* BEGIN GIVEN ENTRIES *

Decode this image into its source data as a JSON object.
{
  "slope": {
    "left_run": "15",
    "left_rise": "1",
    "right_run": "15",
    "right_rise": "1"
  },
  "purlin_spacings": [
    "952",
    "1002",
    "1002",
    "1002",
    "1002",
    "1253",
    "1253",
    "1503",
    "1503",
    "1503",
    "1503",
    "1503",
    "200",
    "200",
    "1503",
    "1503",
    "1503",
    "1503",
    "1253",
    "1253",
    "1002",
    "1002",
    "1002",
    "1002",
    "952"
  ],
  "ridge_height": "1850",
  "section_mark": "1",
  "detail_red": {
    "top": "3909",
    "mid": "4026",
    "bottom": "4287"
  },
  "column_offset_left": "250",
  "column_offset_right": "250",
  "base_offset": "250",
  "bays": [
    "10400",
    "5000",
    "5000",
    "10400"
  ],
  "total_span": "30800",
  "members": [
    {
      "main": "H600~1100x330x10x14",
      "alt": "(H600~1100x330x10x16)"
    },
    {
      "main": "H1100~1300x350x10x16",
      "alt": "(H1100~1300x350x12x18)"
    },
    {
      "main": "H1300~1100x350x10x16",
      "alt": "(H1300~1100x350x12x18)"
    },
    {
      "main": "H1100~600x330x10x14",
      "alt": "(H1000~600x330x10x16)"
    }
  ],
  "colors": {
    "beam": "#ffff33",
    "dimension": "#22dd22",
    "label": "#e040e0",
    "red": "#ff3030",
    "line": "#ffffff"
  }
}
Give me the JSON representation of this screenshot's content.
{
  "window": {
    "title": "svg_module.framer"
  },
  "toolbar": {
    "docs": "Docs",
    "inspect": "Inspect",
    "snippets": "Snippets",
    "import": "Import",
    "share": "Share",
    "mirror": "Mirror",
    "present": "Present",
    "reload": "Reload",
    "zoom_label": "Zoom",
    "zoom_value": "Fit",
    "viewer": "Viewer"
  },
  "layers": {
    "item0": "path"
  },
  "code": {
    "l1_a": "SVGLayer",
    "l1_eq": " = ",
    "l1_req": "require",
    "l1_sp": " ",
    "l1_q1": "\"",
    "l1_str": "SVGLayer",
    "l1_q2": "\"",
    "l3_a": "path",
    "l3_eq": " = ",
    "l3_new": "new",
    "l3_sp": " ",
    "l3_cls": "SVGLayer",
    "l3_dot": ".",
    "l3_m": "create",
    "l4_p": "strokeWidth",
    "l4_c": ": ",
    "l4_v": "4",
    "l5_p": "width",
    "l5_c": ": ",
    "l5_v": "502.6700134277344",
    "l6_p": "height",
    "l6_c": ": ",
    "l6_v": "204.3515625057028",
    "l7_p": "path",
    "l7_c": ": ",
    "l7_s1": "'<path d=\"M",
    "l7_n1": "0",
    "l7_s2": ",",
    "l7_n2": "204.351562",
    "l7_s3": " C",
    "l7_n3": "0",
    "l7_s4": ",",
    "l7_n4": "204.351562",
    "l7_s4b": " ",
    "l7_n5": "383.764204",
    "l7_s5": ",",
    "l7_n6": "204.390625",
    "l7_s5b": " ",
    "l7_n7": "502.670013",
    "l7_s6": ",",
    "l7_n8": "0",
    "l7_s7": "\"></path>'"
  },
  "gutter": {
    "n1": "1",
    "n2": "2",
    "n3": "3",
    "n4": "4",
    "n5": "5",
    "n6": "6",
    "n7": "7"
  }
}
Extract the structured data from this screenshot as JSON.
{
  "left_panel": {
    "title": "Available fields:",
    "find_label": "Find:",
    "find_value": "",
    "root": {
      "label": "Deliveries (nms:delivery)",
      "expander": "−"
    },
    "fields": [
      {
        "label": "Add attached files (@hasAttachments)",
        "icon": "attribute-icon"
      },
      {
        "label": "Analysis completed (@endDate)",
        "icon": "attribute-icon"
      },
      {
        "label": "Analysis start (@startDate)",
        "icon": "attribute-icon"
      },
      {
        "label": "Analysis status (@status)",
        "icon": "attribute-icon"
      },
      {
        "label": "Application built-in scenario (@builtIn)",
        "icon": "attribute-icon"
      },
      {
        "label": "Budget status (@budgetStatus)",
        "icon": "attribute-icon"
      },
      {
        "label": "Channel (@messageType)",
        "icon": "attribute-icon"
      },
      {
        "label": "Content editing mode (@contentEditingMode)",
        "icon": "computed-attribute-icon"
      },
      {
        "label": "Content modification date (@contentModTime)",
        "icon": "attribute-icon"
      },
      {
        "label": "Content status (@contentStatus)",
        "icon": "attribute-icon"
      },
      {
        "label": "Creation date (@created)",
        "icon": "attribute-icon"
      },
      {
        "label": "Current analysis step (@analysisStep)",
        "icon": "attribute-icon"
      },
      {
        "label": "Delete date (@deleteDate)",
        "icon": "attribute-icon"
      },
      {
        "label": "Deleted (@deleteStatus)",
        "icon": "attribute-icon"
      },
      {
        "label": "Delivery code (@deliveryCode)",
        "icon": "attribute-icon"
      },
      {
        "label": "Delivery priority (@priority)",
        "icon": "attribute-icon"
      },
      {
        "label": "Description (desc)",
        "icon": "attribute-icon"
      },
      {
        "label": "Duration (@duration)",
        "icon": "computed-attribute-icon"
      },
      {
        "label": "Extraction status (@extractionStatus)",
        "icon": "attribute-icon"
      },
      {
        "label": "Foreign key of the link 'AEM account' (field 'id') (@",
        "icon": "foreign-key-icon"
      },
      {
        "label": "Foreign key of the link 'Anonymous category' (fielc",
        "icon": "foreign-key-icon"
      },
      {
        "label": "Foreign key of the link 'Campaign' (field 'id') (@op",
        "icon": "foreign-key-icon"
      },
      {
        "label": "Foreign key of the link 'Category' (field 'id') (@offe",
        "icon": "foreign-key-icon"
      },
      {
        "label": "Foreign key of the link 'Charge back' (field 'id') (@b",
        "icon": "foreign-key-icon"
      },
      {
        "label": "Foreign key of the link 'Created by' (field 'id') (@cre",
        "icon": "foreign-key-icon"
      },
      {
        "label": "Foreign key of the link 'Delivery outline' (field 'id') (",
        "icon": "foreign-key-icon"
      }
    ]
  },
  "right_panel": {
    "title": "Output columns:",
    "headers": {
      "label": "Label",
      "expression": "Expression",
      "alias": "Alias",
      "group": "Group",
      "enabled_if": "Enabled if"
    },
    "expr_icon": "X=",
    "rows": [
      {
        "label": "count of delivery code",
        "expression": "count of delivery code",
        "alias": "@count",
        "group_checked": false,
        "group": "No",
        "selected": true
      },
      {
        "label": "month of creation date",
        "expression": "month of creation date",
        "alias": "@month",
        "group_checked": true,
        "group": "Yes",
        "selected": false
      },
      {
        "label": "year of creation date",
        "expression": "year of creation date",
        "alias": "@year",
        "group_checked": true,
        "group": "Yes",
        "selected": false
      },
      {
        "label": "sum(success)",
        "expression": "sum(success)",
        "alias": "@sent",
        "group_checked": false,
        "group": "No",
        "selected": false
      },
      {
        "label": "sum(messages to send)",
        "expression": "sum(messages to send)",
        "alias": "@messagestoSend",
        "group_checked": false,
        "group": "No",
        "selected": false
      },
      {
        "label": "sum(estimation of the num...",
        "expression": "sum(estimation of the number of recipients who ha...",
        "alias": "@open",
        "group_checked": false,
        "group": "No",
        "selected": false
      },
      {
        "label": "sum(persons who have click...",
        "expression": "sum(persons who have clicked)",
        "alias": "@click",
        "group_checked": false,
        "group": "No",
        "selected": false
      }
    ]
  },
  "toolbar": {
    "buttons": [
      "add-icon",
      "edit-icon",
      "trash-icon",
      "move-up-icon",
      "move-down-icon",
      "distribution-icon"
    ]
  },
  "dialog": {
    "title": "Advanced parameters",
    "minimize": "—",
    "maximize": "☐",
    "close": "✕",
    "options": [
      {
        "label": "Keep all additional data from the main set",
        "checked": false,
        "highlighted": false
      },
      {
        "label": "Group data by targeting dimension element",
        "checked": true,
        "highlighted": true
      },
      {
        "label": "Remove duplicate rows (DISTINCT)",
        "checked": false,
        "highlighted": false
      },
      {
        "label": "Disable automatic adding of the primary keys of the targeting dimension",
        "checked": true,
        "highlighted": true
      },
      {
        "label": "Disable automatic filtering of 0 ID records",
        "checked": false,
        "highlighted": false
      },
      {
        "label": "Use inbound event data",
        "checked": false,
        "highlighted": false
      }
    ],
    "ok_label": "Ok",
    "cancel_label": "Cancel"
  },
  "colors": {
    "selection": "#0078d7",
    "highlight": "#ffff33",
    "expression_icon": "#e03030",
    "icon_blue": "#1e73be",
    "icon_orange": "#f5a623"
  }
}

* END GIVEN ENTRIES *

AIM:
In the entries above, identify every line with the word "estimation". Copy those lines.

PROBLEM SOLUTION:
        "label": "sum(estimation of the num...",
        "expression": "sum(estimation of the number of recipients who ha...",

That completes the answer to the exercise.